_The problem_: Copy out each line below exactly as it appears.

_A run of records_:
□ □ □ □

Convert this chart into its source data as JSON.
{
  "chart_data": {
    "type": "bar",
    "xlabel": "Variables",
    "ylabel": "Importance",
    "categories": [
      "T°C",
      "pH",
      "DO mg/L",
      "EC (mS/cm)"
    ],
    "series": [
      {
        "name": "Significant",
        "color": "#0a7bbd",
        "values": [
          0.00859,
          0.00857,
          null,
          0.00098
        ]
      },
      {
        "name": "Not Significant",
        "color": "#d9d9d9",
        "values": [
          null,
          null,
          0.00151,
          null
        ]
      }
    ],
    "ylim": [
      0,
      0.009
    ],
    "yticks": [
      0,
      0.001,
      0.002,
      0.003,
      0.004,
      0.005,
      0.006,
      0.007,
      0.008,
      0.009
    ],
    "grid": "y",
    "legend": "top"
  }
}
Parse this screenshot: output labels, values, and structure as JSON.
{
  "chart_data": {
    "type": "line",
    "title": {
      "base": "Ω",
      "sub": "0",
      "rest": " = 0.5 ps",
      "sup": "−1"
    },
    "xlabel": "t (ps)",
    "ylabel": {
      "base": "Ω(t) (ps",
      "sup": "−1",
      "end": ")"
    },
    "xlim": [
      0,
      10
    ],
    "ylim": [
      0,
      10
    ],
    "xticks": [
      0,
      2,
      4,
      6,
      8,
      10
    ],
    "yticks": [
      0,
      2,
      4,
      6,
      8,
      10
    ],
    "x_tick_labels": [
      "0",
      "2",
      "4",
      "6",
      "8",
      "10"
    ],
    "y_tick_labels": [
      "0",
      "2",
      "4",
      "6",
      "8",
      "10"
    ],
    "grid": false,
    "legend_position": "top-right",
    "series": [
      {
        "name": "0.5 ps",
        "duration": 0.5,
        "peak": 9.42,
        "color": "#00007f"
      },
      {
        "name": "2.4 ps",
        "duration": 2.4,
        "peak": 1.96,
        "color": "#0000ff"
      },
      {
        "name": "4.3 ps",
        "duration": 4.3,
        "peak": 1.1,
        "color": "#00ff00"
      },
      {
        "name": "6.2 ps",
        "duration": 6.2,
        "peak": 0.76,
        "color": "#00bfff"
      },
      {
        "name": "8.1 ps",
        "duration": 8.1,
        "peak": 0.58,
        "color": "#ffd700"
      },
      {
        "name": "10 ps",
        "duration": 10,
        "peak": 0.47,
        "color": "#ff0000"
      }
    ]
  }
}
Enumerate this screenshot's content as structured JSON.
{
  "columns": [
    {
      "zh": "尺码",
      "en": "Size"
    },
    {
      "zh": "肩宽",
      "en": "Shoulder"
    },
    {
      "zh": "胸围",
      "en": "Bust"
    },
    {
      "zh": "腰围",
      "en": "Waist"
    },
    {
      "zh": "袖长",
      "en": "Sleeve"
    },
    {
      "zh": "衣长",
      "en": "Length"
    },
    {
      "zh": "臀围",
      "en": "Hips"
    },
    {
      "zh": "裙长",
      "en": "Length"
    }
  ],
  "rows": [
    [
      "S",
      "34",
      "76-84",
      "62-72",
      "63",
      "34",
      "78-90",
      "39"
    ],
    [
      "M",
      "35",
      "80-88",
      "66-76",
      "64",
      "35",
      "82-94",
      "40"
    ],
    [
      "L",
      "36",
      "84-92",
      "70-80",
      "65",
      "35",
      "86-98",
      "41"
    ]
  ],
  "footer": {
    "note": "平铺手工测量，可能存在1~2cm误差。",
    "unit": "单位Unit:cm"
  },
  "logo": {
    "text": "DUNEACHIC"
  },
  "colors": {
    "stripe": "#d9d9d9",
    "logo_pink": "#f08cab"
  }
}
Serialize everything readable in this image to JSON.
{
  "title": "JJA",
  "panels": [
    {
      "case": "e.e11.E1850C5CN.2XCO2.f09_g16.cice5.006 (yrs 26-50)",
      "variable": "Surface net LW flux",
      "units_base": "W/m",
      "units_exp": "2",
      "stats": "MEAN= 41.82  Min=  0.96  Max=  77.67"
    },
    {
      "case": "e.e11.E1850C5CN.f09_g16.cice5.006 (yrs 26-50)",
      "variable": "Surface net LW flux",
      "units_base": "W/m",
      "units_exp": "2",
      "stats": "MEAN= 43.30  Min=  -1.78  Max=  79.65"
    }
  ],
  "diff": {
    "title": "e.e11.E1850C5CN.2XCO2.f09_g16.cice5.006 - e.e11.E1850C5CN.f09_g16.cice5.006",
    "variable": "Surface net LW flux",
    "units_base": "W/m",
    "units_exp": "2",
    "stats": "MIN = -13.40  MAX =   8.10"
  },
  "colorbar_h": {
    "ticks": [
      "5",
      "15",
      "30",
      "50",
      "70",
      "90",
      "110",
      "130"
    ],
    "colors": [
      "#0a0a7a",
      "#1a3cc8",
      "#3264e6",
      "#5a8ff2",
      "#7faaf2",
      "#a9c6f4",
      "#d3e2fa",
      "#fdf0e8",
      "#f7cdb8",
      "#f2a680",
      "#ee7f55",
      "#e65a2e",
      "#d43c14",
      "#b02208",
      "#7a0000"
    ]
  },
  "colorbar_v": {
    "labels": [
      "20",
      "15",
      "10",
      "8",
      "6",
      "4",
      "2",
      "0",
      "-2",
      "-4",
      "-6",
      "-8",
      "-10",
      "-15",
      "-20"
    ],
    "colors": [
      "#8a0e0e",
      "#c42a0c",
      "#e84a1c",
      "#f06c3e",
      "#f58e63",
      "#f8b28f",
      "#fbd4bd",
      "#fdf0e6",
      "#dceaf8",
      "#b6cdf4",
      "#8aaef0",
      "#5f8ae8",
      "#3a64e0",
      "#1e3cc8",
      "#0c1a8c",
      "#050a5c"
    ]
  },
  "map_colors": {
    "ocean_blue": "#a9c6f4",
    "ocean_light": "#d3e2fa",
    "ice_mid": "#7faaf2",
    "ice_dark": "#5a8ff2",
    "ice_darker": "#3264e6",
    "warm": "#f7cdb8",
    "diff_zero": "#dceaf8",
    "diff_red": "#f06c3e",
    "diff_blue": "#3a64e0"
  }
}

□ □ □ □

_Result of this task_:
Convert this chart into its source data as JSON.
{
  "chart_data": {
    "type": "bar",
    "xlabel": "Variables",
    "ylabel": "Importance",
    "categories": [
      "T°C",
      "pH",
      "DO mg/L",
      "EC (mS/cm)"
    ],
    "series": [
      {
        "name": "Significant",
        "color": "#0a7bbd",
        "values": [
          0.00859,
          0.00857,
          null,
          0.00098
        ]
      },
      {
        "name": "Not Significant",
        "color": "#d9d9d9",
        "values": [
          null,
          null,
          0.00151,
          null
        ]
      }
    ],
    "ylim": [
      0,
      0.009
    ],
    "yticks": [
      0,
      0.001,
      0.002,
      0.003,
      0.004,
      0.005,
      0.006,
      0.007,
      0.008,
      0.009
    ],
    "grid": "y",
    "legend": "top"
  }
}
Parse this screenshot: output labels, values, and structure as JSON.
{
  "chart_data": {
    "type": "line",
    "title": {
      "base": "Ω",
      "sub": "0",
      "rest": " = 0.5 ps",
      "sup": "−1"
    },
    "xlabel": "t (ps)",
    "ylabel": {
      "base": "Ω(t) (ps",
      "sup": "−1",
      "end": ")"
    },
    "xlim": [
      0,
      10
    ],
    "ylim": [
      0,
      10
    ],
    "xticks": [
      0,
      2,
      4,
      6,
      8,
      10
    ],
    "yticks": [
      0,
      2,
      4,
      6,
      8,
      10
    ],
    "x_tick_labels": [
      "0",
      "2",
      "4",
      "6",
      "8",
      "10"
    ],
    "y_tick_labels": [
      "0",
      "2",
      "4",
      "6",
      "8",
      "10"
    ],
    "grid": false,
    "legend_position": "top-right",
    "series": [
      {
        "name": "0.5 ps",
        "duration": 0.5,
        "peak": 9.42,
        "color": "#00007f"
      },
      {
        "name": "2.4 ps",
        "duration": 2.4,
        "peak": 1.96,
        "color": "#0000ff"
      },
      {
        "name": "4.3 ps",
        "duration": 4.3,
        "peak": 1.1,
        "color": "#00ff00"
      },
      {
        "name": "6.2 ps",
        "duration": 6.2,
        "peak": 0.76,
        "color": "#00bfff"
      },
      {
        "name": "8.1 ps",
        "duration": 8.1,
        "peak": 0.58,
        "color": "#ffd700"
      },
      {
        "name": "10 ps",
        "duration": 10,
        "peak": 0.47,
        "color": "#ff0000"
      }
    ]
  }
}
Enumerate this screenshot's content as structured JSON.
{
  "columns": [
    {
      "zh": "尺码",
      "en": "Size"
    },
    {
      "zh": "肩宽",
      "en": "Shoulder"
    },
    {
      "zh": "胸围",
      "en": "Bust"
    },
    {
      "zh": "腰围",
      "en": "Waist"
    },
    {
      "zh": "袖长",
      "en": "Sleeve"
    },
    {
      "zh": "衣长",
      "en": "Length"
    },
    {
      "zh": "臀围",
      "en": "Hips"
    },
    {
      "zh": "裙长",
      "en": "Length"
    }
  ],
  "rows": [
    [
      "S",
      "34",
      "76-84",
      "62-72",
      "63",
      "34",
      "78-90",
      "39"
    ],
    [
      "M",
      "35",
      "80-88",
      "66-76",
      "64",
      "35",
      "82-94",
      "40"
    ],
    [
      "L",
      "36",
      "84-92",
      "70-80",
      "65",
      "35",
      "86-98",
      "41"
    ]
  ],
  "footer": {
    "note": "平铺手工测量，可能存在1~2cm误差。",
    "unit": "单位Unit:cm"
  },
  "logo": {
    "text": "DUNEACHIC"
  },
  "colors": {
    "stripe": "#d9d9d9",
    "logo_pink": "#f08cab"
  }
}
Serialize everything readable in this image to JSON.
{
  "title": "JJA",
  "panels": [
    {
      "case": "e.e11.E1850C5CN.2XCO2.f09_g16.cice5.006 (yrs 26-50)",
      "variable": "Surface net LW flux",
      "units_base": "W/m",
      "units_exp": "2",
      "stats": "MEAN= 41.82  Min=  0.96  Max=  77.67"
    },
    {
      "case": "e.e11.E1850C5CN.f09_g16.cice5.006 (yrs 26-50)",
      "variable": "Surface net LW flux",
      "units_base": "W/m",
      "units_exp": "2",
      "stats": "MEAN= 43.30  Min=  -1.78  Max=  79.65"
    }
  ],
  "diff": {
    "title": "e.e11.E1850C5CN.2XCO2.f09_g16.cice5.006 - e.e11.E1850C5CN.f09_g16.cice5.006",
    "variable": "Surface net LW flux",
    "units_base": "W/m",
    "units_exp": "2",
    "stats": "MIN = -13.40  MAX =   8.10"
  },
  "colorbar_h": {
    "ticks": [
      "5",
      "15",
      "30",
      "50",
      "70",
      "90",
      "110",
      "130"
    ],
    "colors": [
      "#0a0a7a",
      "#1a3cc8",
      "#3264e6",
      "#5a8ff2",
      "#7faaf2",
      "#a9c6f4",
      "#d3e2fa",
      "#fdf0e8",
      "#f7cdb8",
      "#f2a680",
      "#ee7f55",
      "#e65a2e",
      "#d43c14",
      "#b02208",
      "#7a0000"
    ]
  },
  "colorbar_v": {
    "labels": [
      "20",
      "15",
      "10",
      "8",
      "6",
      "4",
      "2",
      "0",
      "-2",
      "-4",
      "-6",
      "-8",
      "-10",
      "-15",
      "-20"
    ],
    "colors": [
      "#8a0e0e",
      "#c42a0c",
      "#e84a1c",
      "#f06c3e",
      "#f58e63",
      "#f8b28f",
      "#fbd4bd",
      "#fdf0e6",
      "#dceaf8",
      "#b6cdf4",
      "#8aaef0",
      "#5f8ae8",
      "#3a64e0",
      "#1e3cc8",
      "#0c1a8c",
      "#050a5c"
    ]
  },
  "map_colors": {
    "ocean_blue": "#a9c6f4",
    "ocean_light": "#d3e2fa",
    "ice_mid": "#7faaf2",
    "ice_dark": "#5a8ff2",
    "ice_darker": "#3264e6",
    "warm": "#f7cdb8",
    "diff_zero": "#dceaf8",
    "diff_red": "#f06c3e",
    "diff_blue": "#3a64e0"
  }
}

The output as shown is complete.